» **Source text**:

- - - - -

Take the Train is a card game marketed by the U.S. Playing Card Company under its Bicycle Games sub-brand. The object of the game is to have the most train fares remaining at the end of the game; train fares are distributed evenly among players, and are lost when a player cannot play from their hand and for each card left when a player empties their hand.

Setup

The game includes:
 a deck of 58 cards:
 48 number cards (1–12) in four colors: blue, green, magenta and orange
 Four "Station" cards, one of each color
 Two "Free Ride" cards
 Two "End of Line" cards
 Two "Transfer" cards (optional)
 100 blue coin-sized "Train Fare" tokens
 Plastic tray for storage, and for holding extra cards and paid fares
 Instruction pamphlet

Players choose the dealer by some fair means. For the normal game, the Transfer cards are removed, but they can be left in for a more advanced variation. The dealer shuffles while the train fares are distributed evenly (any remainder is placed in the tray, known as the Conductor's Pot). The dealer then deals the cards face-down, one at a time; 13 cards each for 2 or 3 players, 8 for 4 or more. The remaining cards are placed face-down to form the draw pile, known as the Conductor's Hand.

Play

Starting on the dealer's left, a player checks to see if they have a Station card. If so, they play it to start the first line. If not, their turn passes (they do not need to pay a Fare at this time). If no player has a station, players draw in turn until one is found (again, not yet paying fares).

- - - - -

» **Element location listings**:
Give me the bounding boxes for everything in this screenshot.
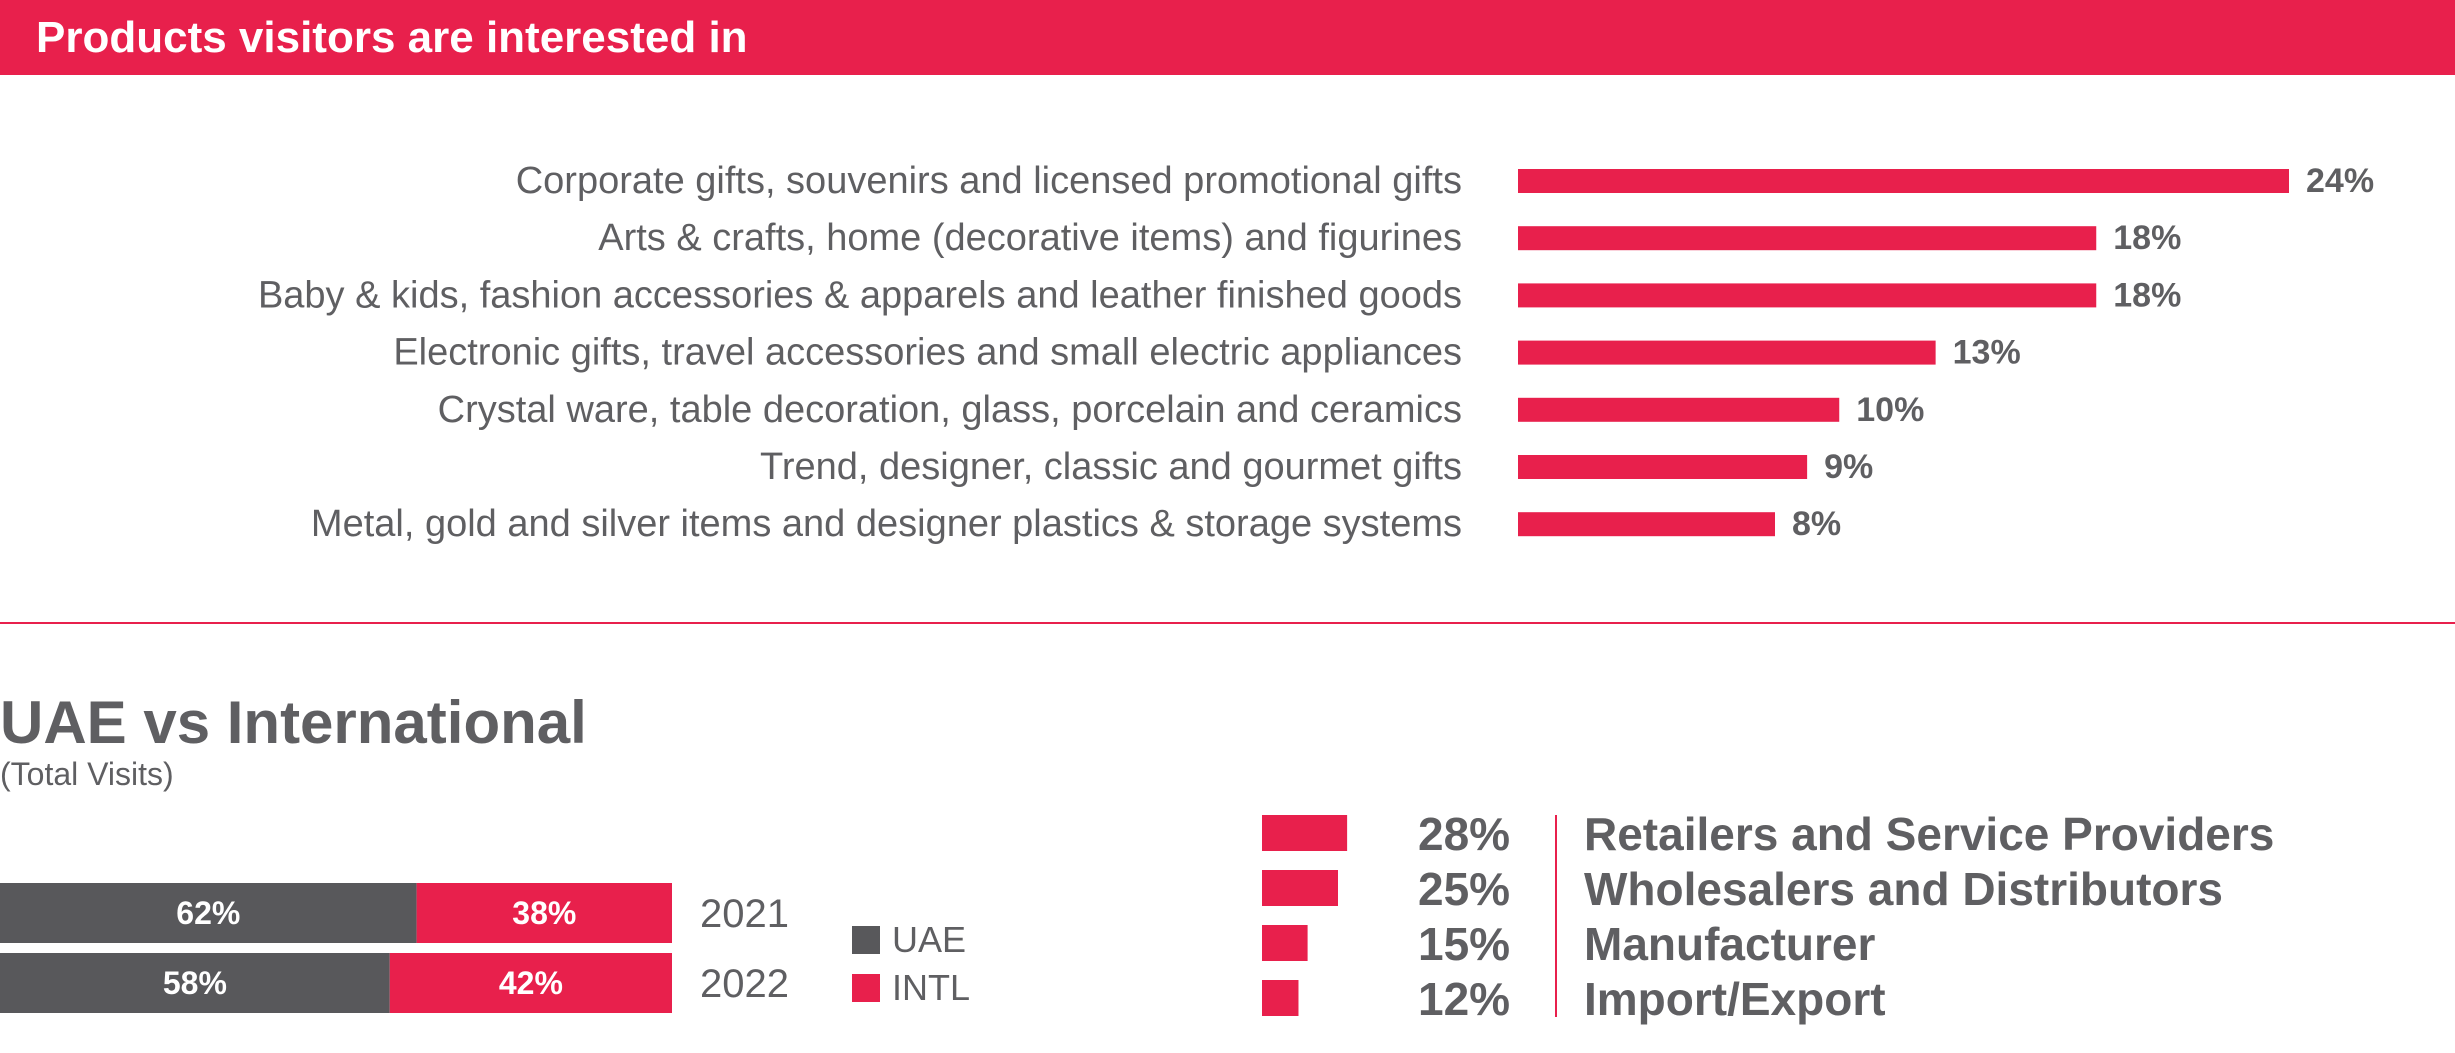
- product-category-label: Corporate gifts, souvenirs and licensed …: [516, 160, 1462, 202]
- legend-label-uae: UAE: [892, 919, 966, 960]
- product-category-label: Electronic gifts, travel accessories and…: [393, 332, 1462, 374]
- product-value-label: 18%: [2113, 276, 2181, 314]
- header-band: [0, 0, 2455, 75]
- legend-swatch-uae: [852, 926, 880, 954]
- product-bar: [1518, 169, 2289, 193]
- visitor-type-divider: [1555, 815, 1557, 1017]
- product-value-label: 13%: [1953, 334, 2021, 372]
- year-label: 2021: [700, 892, 789, 936]
- page-title: Products visitors are interested in: [36, 13, 748, 62]
- year-label: 2022: [700, 962, 789, 1006]
- visitor-type-bar: [1262, 980, 1299, 1016]
- visitor-type-label: Wholesalers and Distributors: [1584, 863, 2223, 915]
- visitor-type-bar: [1262, 815, 1348, 851]
- visitor-type-value-label: 28%: [1418, 808, 1510, 860]
- stacked-bar-value-label: 58%: [163, 965, 227, 1001]
- visitor-type-label: Import/Export: [1584, 973, 1886, 1025]
- visitor-type-value-label: 25%: [1418, 863, 1510, 915]
- product-value-label: 10%: [1856, 391, 1924, 429]
- visitor-type-bar: [1262, 870, 1338, 906]
- product-value-label: 24%: [2306, 162, 2374, 200]
- product-category-label: Arts & crafts, home (decorative items) a…: [598, 217, 1462, 259]
- uae-section-title: UAE vs International: [0, 689, 587, 756]
- product-category-label: Crystal ware, table decoration, glass, p…: [438, 389, 1462, 431]
- stacked-bar-value-label: 42%: [499, 965, 563, 1001]
- product-bar: [1518, 397, 1840, 422]
- uae-section-subtitle: (Total Visits): [0, 756, 174, 792]
- stacked-bar-segment-uae: [0, 883, 417, 943]
- product-value-label: 18%: [2113, 219, 2181, 257]
- stacked-bar-segment-intl: [416, 883, 672, 943]
- product-bar: [1518, 512, 1775, 537]
- legend-swatch-intl: [852, 974, 880, 1002]
- product-bar: [1518, 340, 1936, 365]
- visitor-type-bar: [1262, 925, 1308, 961]
- visitor-type-value-label: 12%: [1418, 973, 1510, 1025]
- stacked-bar-value-label: 38%: [512, 895, 576, 931]
- product-value-label: 9%: [1824, 448, 1873, 486]
- product-category-label: Baby & kids, fashion accessories & appar…: [258, 274, 1462, 316]
- section-divider: [0, 622, 2455, 624]
- visitor-type-value-label: 15%: [1418, 918, 1510, 970]
- stacked-bar-value-label: 62%: [176, 895, 240, 931]
- stacked-bar-segment-intl: [389, 953, 672, 1013]
- product-bar: [1518, 283, 2097, 308]
- visitor-type-label: Retailers and Service Providers: [1584, 808, 2274, 860]
- product-value-label: 8%: [1792, 505, 1841, 543]
- product-category-label: Trend, designer, classic and gourmet gif…: [760, 446, 1462, 488]
- product-bar: [1518, 226, 2097, 251]
- product-bar: [1518, 455, 1808, 479]
- visitor-type-label: Manufacturer: [1584, 918, 1875, 970]
- legend-label-intl: INTL: [892, 967, 970, 1008]
- stacked-bar-segment-uae: [0, 953, 390, 1013]
- product-category-label: Metal, gold and silver items and designe…: [311, 503, 1462, 545]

- - - - -

» **Request 1**:
Print the lines of the records from the one containing "- product-category-label: Corporate" through the one containing "- legend-swatch-uae: [852, 926, 880, 954]", both included.
» **Request 2**:
Carry on the text describing the rules of the Take the Train card game, starting after its last sentence.

» **Written response 1**:
- product-category-label: Corporate gifts, souvenirs and licensed …: [516, 160, 1462, 202]
- legend-label-uae: UAE: [892, 919, 966, 960]
- product-category-label: Electronic gifts, travel accessories and…: [393, 332, 1462, 374]
- product-value-label: 18%: [2113, 276, 2181, 314]
- header-band: [0, 0, 2455, 75]
- legend-swatch-uae: [852, 926, 880, 954]

» **Written response 2**:
Once the first Station has been played, that line is open. Players in clockwise fashion proceed to make one of the following plays per turn:

 If a player has one or more cards of the same color as an open line that can be played in ascending (from 7 to 12) or descending (from 6 to 1) order to an open end of the line, he may do so. Multiple cards can be played, but the cards played must be played to one end of one line only, and the player must play in sequential order.
 If a player has another Station card, he may play it along with a sequence of the same color descending from 6 or ascending from 7, if any, to open a new line.
 If a player holds a specialty card (see below) that allows him to make a valid play, he may do so.
 If a player cannot make any play, he must "Take the Train"; he pays one Fare to the Conductor's Pot, and draws a card from the Conductor's Hand if it has not been exhausted. If there are no further cards to draw, players must still pay the Fare.

Ending the game
The game is over when one player empties his hand of cards, or alternately if a player runs out of Fares. All other players pay one Fare to the pot for each card, and the player with the most Fares left wins.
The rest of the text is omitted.